═════ Document

UNITED STATES DISTRICT COURT EASTERN DISTRICT OF NORTH CAROLINA SOUTHERN DIVISION
Dec 17, 2015
No. 7:15-CV-216-FL (E.D.N.C. Dec. 17, 2015)

Opinion

NO. 7:15-CV-216-FL

12-17-2015

TOYA WILSON and HARRY SMITH, Plaintiffs, v. LNV CORPORATION aka Daniel Andrew "Andy" Beal, and DOES 1 THROUGH 10, Defendants.


ORDER

This matter comes before the court on plaintiffs' motions to proceed in forma pauperis under 28 U.S.C. § 1915 (DE 1; DE 12). On October 21, 2015, United States Magistrate Judge Robert B. Jones, Jr., entered Memorandum and Recommendation ("M&R"), wherein it is recommended that plaintiff Toya Wilson's motion to proceed in forma pauperis be denied. Plaintiff Toya Wilson filed an objection to the M&R. Also pending are plaintiffs' motions for judicial notice and for reassignment (DE 7, DE 10). In addition, this matter is before the court on frivolity review pursuant to 28 U.S.C. § 1915(e)(2).

BACKGROUND

Plaintiffs seek monetary and injunctive relief in their proposed complaint filed October 1, 2015, arising out of the foreclosure of their residence at 104 Stoney Creek Lane, Leland, NC 28451. Plaintiffs allege corporate defendant LNV Corporation ("LNV"), through alter-ego individual Daniel Andrew Beal ("Beal"), filed a foreclosure action against plaintiffs' property in North Carolina Superior court, through deception and fraud, causing the court to enter an order of foreclosure against their property. Plaintiffs claim a violation of their federal constitutional rights under 42 U.S.C. § 1983 and 42 U.S.C. § 1985; violation of the Fair Debt Collection Practices Act, 15 U.S.C. § 1601 et seq.; and violations of several criminal statutes, including 18 U.S.C. §§ 4, 371, 459, 1957, 1961, and 3663A.

══════════

* **Given request 1**
According to the court order, on what date did the plaintiffs file their proposed complaint?
* **Given request 2**
Extend the court order, picking up right after its final sentence.

═════ Records provided

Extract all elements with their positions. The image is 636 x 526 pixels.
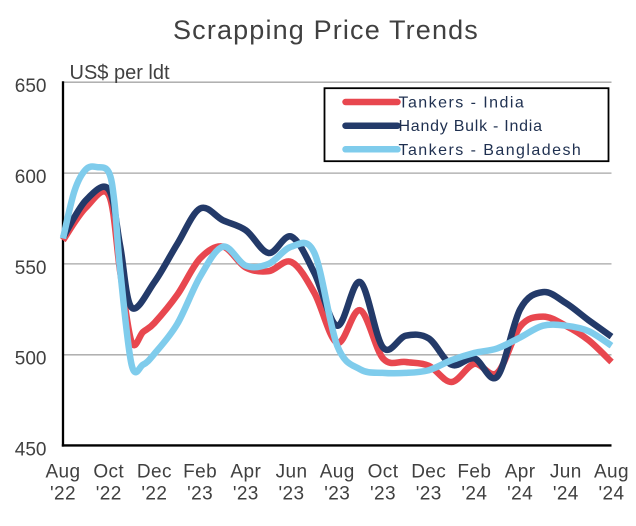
svg-text:'23: '23 <box>324 483 350 504</box>
svg-text:'22: '22 <box>141 483 167 504</box>
svg-text:Tankers - Bangladesh: Tankers - Bangladesh <box>399 142 583 159</box>
svg-text:'22: '22 <box>50 483 76 504</box>
svg-text:Oct: Oct <box>93 461 124 482</box>
svg-text:Handy Bulk - India: Handy Bulk - India <box>399 118 543 135</box>
svg-text:Aug: Aug <box>320 461 355 482</box>
svg-text:450: 450 <box>15 439 47 460</box>
svg-text:Oct: Oct <box>368 461 399 482</box>
svg-text:Jun: Jun <box>276 461 308 482</box>
svg-text:600: 600 <box>15 167 47 188</box>
svg-text:'23: '23 <box>233 483 259 504</box>
svg-text:'23: '23 <box>370 483 396 504</box>
svg-text:Scrapping Price Trends: Scrapping Price Trends <box>173 15 479 45</box>
svg-text:Aug: Aug <box>45 461 80 482</box>
svg-text:650: 650 <box>15 76 47 97</box>
svg-text:Tankers - India: Tankers - India <box>399 95 526 112</box>
svg-text:'23: '23 <box>416 483 442 504</box>
svg-text:500: 500 <box>15 349 47 370</box>
svg-text:Feb: Feb <box>183 461 217 482</box>
svg-text:'22: '22 <box>96 483 122 504</box>
svg-text:'24: '24 <box>507 483 533 504</box>
svg-text:Dec: Dec <box>411 461 446 482</box>
svg-text:US$ per ldt: US$ per ldt <box>70 62 170 84</box>
svg-text:Aug: Aug <box>594 461 629 482</box>
svg-text:Apr: Apr <box>505 461 536 482</box>
svg-text:Apr: Apr <box>230 461 261 482</box>
svg-text:Jun: Jun <box>550 461 582 482</box>
svg-text:'23: '23 <box>279 483 305 504</box>
svg-text:Feb: Feb <box>457 461 491 482</box>
svg-text:550: 550 <box>15 258 47 279</box>
svg-text:'24: '24 <box>599 483 625 504</box>
svg-text:'24: '24 <box>461 483 487 504</box>
svg-text:Dec: Dec <box>137 461 172 482</box>
svg-text:'23: '23 <box>187 483 213 504</box>
svg-text:'24: '24 <box>553 483 579 504</box>
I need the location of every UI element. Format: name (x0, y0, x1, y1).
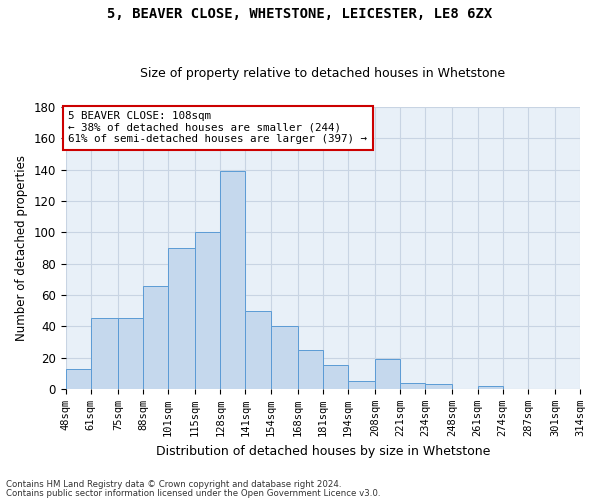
Bar (245, 310, 271, 389)
Bar (425, 384, 452, 389)
Bar (168, 248, 195, 389)
Text: 5, BEAVER CLOSE, WHETSTONE, LEICESTER, LE8 6ZX: 5, BEAVER CLOSE, WHETSTONE, LEICESTER, L… (107, 8, 493, 22)
Bar (400, 382, 425, 389)
Y-axis label: Number of detached properties: Number of detached properties (15, 155, 28, 341)
Text: Contains public sector information licensed under the Open Government Licence v3: Contains public sector information licen… (6, 489, 380, 498)
Bar (118, 318, 143, 389)
Bar (298, 350, 323, 389)
Bar (375, 359, 400, 389)
Bar (195, 232, 220, 389)
Bar (348, 381, 375, 389)
Text: 5 BEAVER CLOSE: 108sqm
← 38% of detached houses are smaller (244)
61% of semi-de: 5 BEAVER CLOSE: 108sqm ← 38% of detached… (68, 112, 367, 144)
Bar (65, 368, 91, 389)
Title: Size of property relative to detached houses in Whetstone: Size of property relative to detached ho… (140, 66, 505, 80)
Text: Contains HM Land Registry data © Crown copyright and database right 2024.: Contains HM Land Registry data © Crown c… (6, 480, 341, 489)
Bar (323, 366, 348, 389)
Bar (271, 326, 298, 389)
Bar (220, 172, 245, 389)
Bar (478, 386, 503, 389)
X-axis label: Distribution of detached houses by size in Whetstone: Distribution of detached houses by size … (155, 444, 490, 458)
Bar (91, 318, 118, 389)
Bar (143, 286, 168, 389)
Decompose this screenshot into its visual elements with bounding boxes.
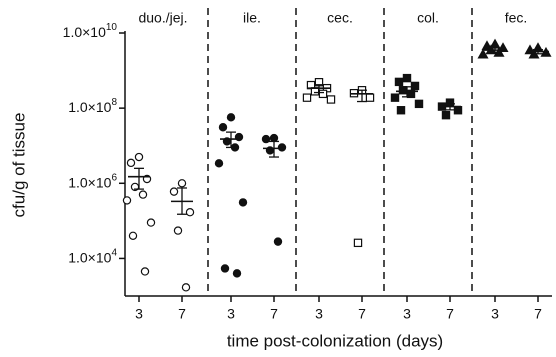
y-tick-base: 1.0×10 xyxy=(68,174,111,190)
data-point xyxy=(146,218,156,227)
y-tick-base: 1.0×10 xyxy=(68,99,111,115)
data-point xyxy=(220,264,230,273)
data-point xyxy=(177,179,187,188)
data-point xyxy=(441,110,451,120)
data-point xyxy=(238,198,248,207)
y-tick-exponent: 4 xyxy=(111,247,117,258)
x-tick-label: 3 xyxy=(227,306,235,322)
y-tick-base: 1.0×10 xyxy=(63,24,106,40)
data-point xyxy=(214,159,224,168)
data-point xyxy=(402,73,412,83)
y-tick-exponent: 8 xyxy=(111,97,117,108)
data-point xyxy=(326,95,336,104)
group-label: ile. xyxy=(243,10,261,26)
data-point xyxy=(128,231,138,241)
y-tick-label: 1.0×1010 xyxy=(63,22,118,40)
data-point xyxy=(453,106,463,115)
y-tick-exponent: 10 xyxy=(106,22,118,33)
data-point xyxy=(232,269,242,278)
data-point xyxy=(134,152,144,162)
x-tick-label: 3 xyxy=(315,306,323,322)
x-tick-label: 7 xyxy=(446,306,454,322)
data-point xyxy=(169,187,179,196)
data-point xyxy=(226,113,236,122)
data-point xyxy=(410,81,420,91)
data-point xyxy=(394,77,404,87)
y-tick-label: 1.0×106 xyxy=(68,172,117,190)
y-tick-base: 1.0×10 xyxy=(68,249,111,265)
y-tick-label: 1.0×104 xyxy=(68,247,117,265)
y-tick-label: 1.0×108 xyxy=(68,97,117,115)
data-point xyxy=(318,89,328,99)
data-point xyxy=(122,196,132,205)
x-tick-label: 7 xyxy=(534,306,542,322)
data-point xyxy=(181,283,191,292)
data-point xyxy=(396,106,406,115)
data-point xyxy=(353,238,363,248)
data-point xyxy=(390,93,400,102)
x-axis-label: time post-colonization (days) xyxy=(227,331,443,350)
data-point xyxy=(185,207,195,217)
y-axis-label: cfu/g of tissue xyxy=(9,113,28,218)
x-tick-label: 7 xyxy=(270,306,278,322)
data-point xyxy=(173,226,183,235)
data-point xyxy=(269,133,279,143)
data-point xyxy=(273,237,283,246)
y-tick-exponent: 6 xyxy=(111,172,117,183)
data-point xyxy=(477,48,489,59)
data-point xyxy=(126,158,136,168)
data-point xyxy=(140,267,150,276)
x-tick-label: 7 xyxy=(358,306,366,322)
x-tick-label: 7 xyxy=(178,306,186,322)
x-tick-label: 3 xyxy=(135,306,143,322)
x-tick-label: 3 xyxy=(491,306,499,322)
data-point xyxy=(302,93,312,102)
data-point xyxy=(218,123,228,132)
data-point xyxy=(414,99,424,109)
group-label: cec. xyxy=(327,10,353,26)
x-tick-label: 3 xyxy=(403,306,411,322)
group-label: duo./jej. xyxy=(138,10,187,26)
data-point xyxy=(261,134,271,144)
group-label: col. xyxy=(417,10,439,26)
data-point xyxy=(365,93,375,102)
group-label: fec. xyxy=(505,10,528,26)
data-point xyxy=(138,190,148,199)
data-point xyxy=(398,86,408,95)
data-point xyxy=(277,143,287,152)
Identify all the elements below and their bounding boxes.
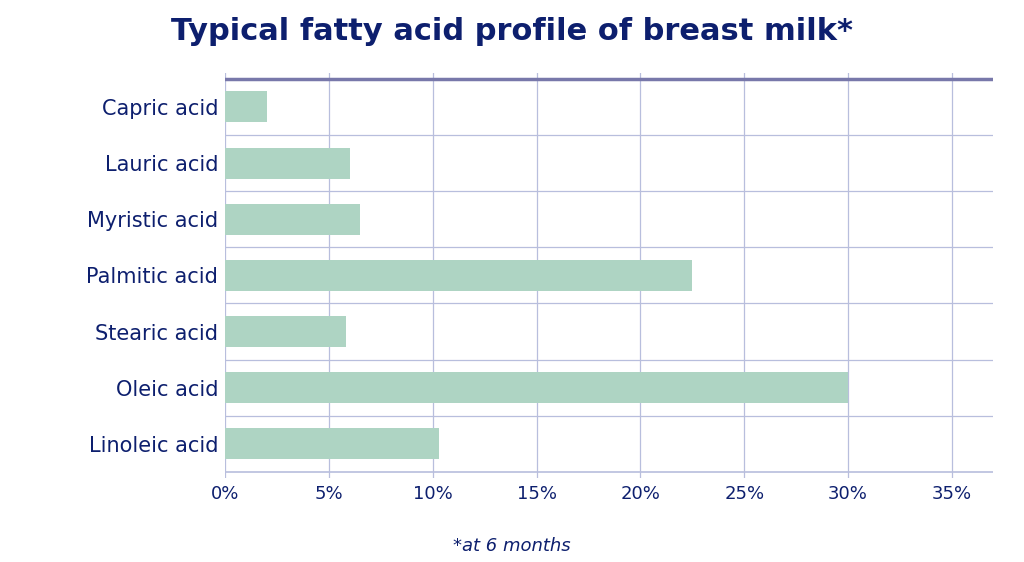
- Text: *at 6 months: *at 6 months: [454, 537, 570, 555]
- Bar: [225, 260, 692, 291]
- Bar: [225, 316, 346, 347]
- Bar: [225, 204, 360, 235]
- Text: Typical fatty acid profile of breast milk*: Typical fatty acid profile of breast mil…: [171, 17, 853, 46]
- Bar: [225, 92, 267, 123]
- Bar: [225, 372, 848, 403]
- Bar: [225, 148, 350, 179]
- Bar: [225, 428, 439, 459]
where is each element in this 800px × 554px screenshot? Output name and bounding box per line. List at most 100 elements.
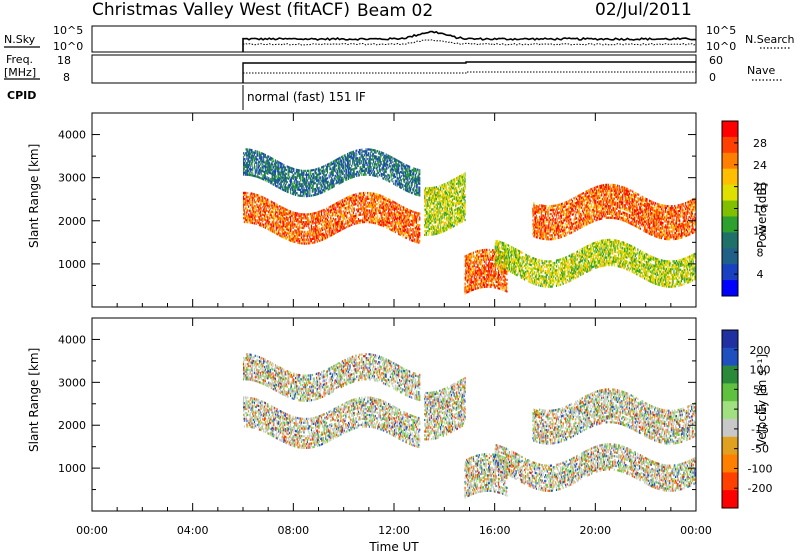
power-echo-cell <box>397 175 398 177</box>
power-echo-cell <box>368 219 369 221</box>
power-echo-cell <box>300 177 301 179</box>
power-echo-cell <box>328 216 329 218</box>
power-echo-cell <box>314 173 315 175</box>
power-echo-cell <box>387 160 388 162</box>
nsky-trace <box>243 32 696 52</box>
power-echo-cell <box>256 162 257 164</box>
power-echo-cell <box>283 227 284 229</box>
power-echo-cell <box>275 173 276 175</box>
power-echo-cell <box>290 192 291 194</box>
power-echo-cell <box>345 219 346 221</box>
power-echo-cell <box>444 230 445 232</box>
power-echo-cell <box>440 227 441 229</box>
power-echo-cell <box>308 193 309 195</box>
power-echo-cell <box>256 168 257 170</box>
power-echo-cell <box>419 187 420 189</box>
cpid-strip: CPID normal (fast) 151 IF <box>7 85 366 110</box>
nave-label: Nave <box>747 64 775 77</box>
power-echo-cell <box>261 203 262 205</box>
power-echo-cell <box>376 193 377 195</box>
power-echo-cell <box>261 209 262 211</box>
power-echo-cell <box>413 175 414 177</box>
power-echo-cell <box>308 225 309 227</box>
power-echo-cell <box>465 213 466 215</box>
power-echo-cell <box>374 167 375 169</box>
power-echo-cell <box>419 218 420 220</box>
power-echo-cell <box>293 233 294 235</box>
power-echo-cell <box>343 180 344 182</box>
power-echo-cell <box>409 219 410 221</box>
power-echo-cell <box>346 214 347 216</box>
power-echo-cell <box>366 158 367 160</box>
power-echo-cell <box>389 218 390 220</box>
power-echo-cell <box>291 181 292 183</box>
power-echo-cell <box>456 187 457 189</box>
power-echo-cell <box>273 160 274 162</box>
power-echo-cell <box>345 204 346 206</box>
power-echo-cell <box>366 217 367 219</box>
power-echo-cell <box>254 167 255 169</box>
power-echo-cell <box>361 162 362 164</box>
power-echo-cell <box>413 230 414 232</box>
power-echo-cell <box>346 203 347 205</box>
power-echo-cell <box>361 152 362 154</box>
power-echo-cell <box>286 173 287 175</box>
power-echo-cell <box>337 170 338 172</box>
power-echo-cell <box>465 182 466 184</box>
power-echo-cell <box>243 196 244 198</box>
power-echo-cell <box>415 168 416 170</box>
power-echo-cell <box>320 176 321 178</box>
power-echo-cell <box>427 201 428 203</box>
power-echo-cell <box>368 192 369 194</box>
power-echo-cell <box>427 215 428 217</box>
power-echo-cell <box>376 213 377 215</box>
power-echo-cell <box>310 171 311 173</box>
power-echo-cell <box>443 188 444 190</box>
power-echo-cell <box>343 220 344 222</box>
power-echo-cell <box>366 164 367 166</box>
power-echo-cell <box>303 217 304 219</box>
power-panel: 1000200030004000 Slant Range [km] 282420… <box>27 113 769 307</box>
power-echo-cell <box>460 181 461 183</box>
power-echo-cell <box>282 187 283 189</box>
power-echo-cell <box>361 160 362 162</box>
power-echo-cell <box>305 215 306 217</box>
power-echo-cell <box>303 170 304 172</box>
power-echo-cell <box>246 207 247 209</box>
power-echo-cell <box>307 195 308 197</box>
power-echo-cell <box>419 181 420 183</box>
power-echo-cell <box>389 175 390 177</box>
power-echo-cell <box>465 178 466 180</box>
cpid-label: CPID <box>7 89 36 102</box>
power-echo-cell <box>308 172 309 174</box>
power-echo-cell <box>278 165 279 167</box>
power-echo-cell <box>303 227 304 229</box>
power-echo-cell <box>257 214 258 216</box>
power-echo-cell <box>256 164 257 166</box>
power-echo-cell <box>389 220 390 222</box>
power-echo-cell <box>465 292 466 294</box>
power-echo-cell <box>316 168 317 170</box>
power-echo-cell <box>343 167 344 169</box>
power-echo-cell <box>458 194 459 196</box>
power-echo-cell <box>374 173 375 175</box>
power-echo-cell <box>395 176 396 178</box>
plot-title: Christmas Valley West (fitACF) <box>92 0 350 20</box>
power-echo-cell <box>317 241 318 243</box>
power-echo-cell <box>363 160 364 162</box>
power-echo-cell <box>277 212 278 214</box>
power-echo-cell <box>414 238 415 240</box>
power-echo-cell <box>428 209 429 211</box>
power-echo-cell <box>288 191 289 193</box>
power-echo-cell <box>419 183 420 185</box>
power-echo-cell <box>454 213 455 215</box>
power-echo-cell <box>243 174 244 176</box>
power-echo-cell <box>322 227 323 229</box>
power-echo-cell <box>301 235 302 237</box>
power-echo-cell <box>274 232 275 234</box>
power-echo-cell <box>360 214 361 216</box>
power-echo-cell <box>401 181 402 183</box>
power-echo-cell <box>363 192 364 194</box>
power-echo-cell <box>425 201 426 203</box>
power-echo-cell <box>308 189 309 191</box>
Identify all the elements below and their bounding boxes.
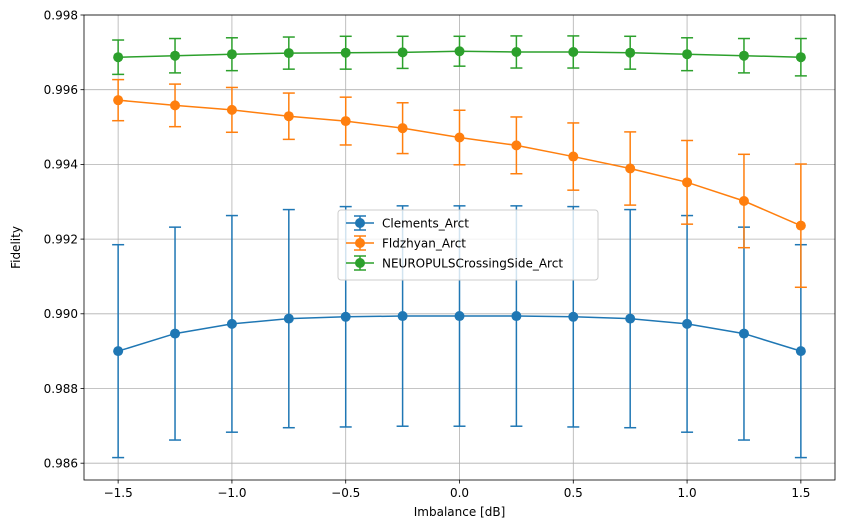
x-tick-label: 0.5 xyxy=(564,486,583,500)
data-point xyxy=(795,220,806,231)
x-axis-label: Imbalance [dB] xyxy=(414,505,506,519)
data-point xyxy=(170,328,181,339)
data-point xyxy=(511,311,522,322)
y-tick-label: 0.988 xyxy=(44,382,78,396)
data-point xyxy=(283,111,294,122)
data-point xyxy=(568,151,579,162)
data-point xyxy=(113,52,124,63)
data-point xyxy=(170,50,181,61)
data-point xyxy=(283,48,294,59)
data-point xyxy=(454,311,465,322)
data-point xyxy=(113,95,124,106)
series-layer xyxy=(112,35,807,459)
legend-label: Fldzhyan_Arct xyxy=(382,236,466,250)
data-point xyxy=(511,46,522,57)
legend-label: NEUROPULSCrossingSide_Arct xyxy=(382,256,563,270)
legend-label: Clements_Arct xyxy=(382,216,469,230)
x-tick-label: 0.0 xyxy=(450,486,469,500)
data-point xyxy=(226,104,237,115)
data-point xyxy=(625,163,636,174)
y-tick-label: 0.998 xyxy=(44,8,78,22)
data-point xyxy=(340,311,351,322)
data-point xyxy=(397,47,408,58)
data-point xyxy=(113,346,124,357)
data-point xyxy=(795,346,806,357)
data-point xyxy=(397,123,408,134)
legend-marker xyxy=(355,258,365,268)
x-axis-ticks: −1.5 −1.0 −0.5 0.0 0.5 1.0 1.5 xyxy=(104,480,810,500)
data-point xyxy=(454,132,465,143)
data-point xyxy=(738,196,749,206)
y-tick-label: 0.994 xyxy=(44,158,78,172)
y-axis-label: Fidelity xyxy=(9,226,23,269)
plot-frame xyxy=(83,14,836,481)
data-point xyxy=(397,311,408,322)
data-point xyxy=(454,46,465,57)
data-point xyxy=(738,50,749,61)
data-point xyxy=(283,313,294,324)
y-tick-label: 0.996 xyxy=(44,83,78,97)
legend-box xyxy=(337,209,599,281)
y-tick-label: 0.992 xyxy=(44,232,78,246)
data-point xyxy=(170,100,181,111)
legend-entry: NEUROPULSCrossingSide_Arct xyxy=(346,255,563,271)
y-tick-label: 0.990 xyxy=(44,307,78,321)
data-point xyxy=(568,46,579,57)
data-point xyxy=(625,47,636,58)
legend-entry: Fldzhyan_Arct xyxy=(346,235,466,251)
data-point xyxy=(568,311,579,322)
series-Fldzhyan_Arct xyxy=(112,78,807,289)
data-point xyxy=(738,328,749,339)
x-tick-label: 1.5 xyxy=(791,486,810,500)
data-point xyxy=(625,313,636,324)
legend-marker xyxy=(355,218,365,228)
y-tick-label: 0.986 xyxy=(44,456,78,470)
x-tick-label: −0.5 xyxy=(331,486,360,500)
x-tick-label: −1.5 xyxy=(104,486,133,500)
data-point xyxy=(682,177,693,188)
data-point xyxy=(795,52,806,63)
data-point xyxy=(682,318,693,329)
x-tick-label: 1.0 xyxy=(678,486,697,500)
legend: Clements_Arct Fldzhyan_Arct NEUROPULSCross… xyxy=(337,209,599,281)
data-point xyxy=(226,318,237,329)
data-point xyxy=(226,49,237,60)
series-NEUROPULSCrossingSide_Arct xyxy=(112,35,807,77)
x-tick-label: −1.0 xyxy=(217,486,246,500)
legend-marker xyxy=(355,238,365,248)
data-point xyxy=(340,47,351,58)
y-axis-ticks: 0.986 0.988 0.990 0.992 0.994 0.996 0.998 xyxy=(44,8,84,470)
data-point xyxy=(511,140,522,151)
data-point xyxy=(682,49,693,60)
data-point xyxy=(340,116,351,127)
legend-entry: Clements_Arct xyxy=(346,215,469,231)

══════════

* **Written reply 1**
October 1, 2015

* **Written reply 2**
Plaintiffs previously brought an action against defendant in forma pauperis in this district, arising out of the asserted collection of their mortgage debt, which the court dismissed on February 23, 2015, for failure to state a claim upon which relief could be granted. See Wilson v. LNV Corporation et al., 7:14-CV-145-FL (Order, Feb. 23 2015).

DISCUSSION

A. Standard of Review

A litigant may commence an action in forma pauperis in federal court, without prepayment of fees or security therefor, upon submission of "an affidavit that includes a statement of all assets such [litigant] possesses that the person is unable to pay such fees or give security therefor." 28 U.S.C. § 1915(a)(1). "Notwithstanding any filing fee, or any portion thereof, that may have been paid, the court shall dismiss the case at any time if the court determines that - (A) the allegation of poverty is untrue; or (B) the action . . . fails to state a claim on which relief may be granted." 28 U.S.C. § 1915(e)(2).

A complaint states a claim if it contains "sufficient factual matter, accepted as true, to 'state a claim to relief that is plausible on its face.'" Ashcroft v. Iqbal, 556 U.S. 662, 678 (2009) (quoting Bell Atl. Corp. v. Twombly, 550 U.S. 544, 570 (2007)). "Asking for plausible grounds . . . does not impose a probability requirement at the pleading stage; it simply calls for enough fact to raise a reasonable expectation that discovery will reveal [the] evidence" required to prove the claim. Twombly, 550 U.S. at 556. Furthermore, the complaint need not set forth "detailed factual allegations," but instead must simply "plead sufficient facts to allow a court, drawing on 'judicial experience and common sense,' to infer 'more than the mere possibility of misconduct.'"(quoting Iqbal, 556 U.S. at 679).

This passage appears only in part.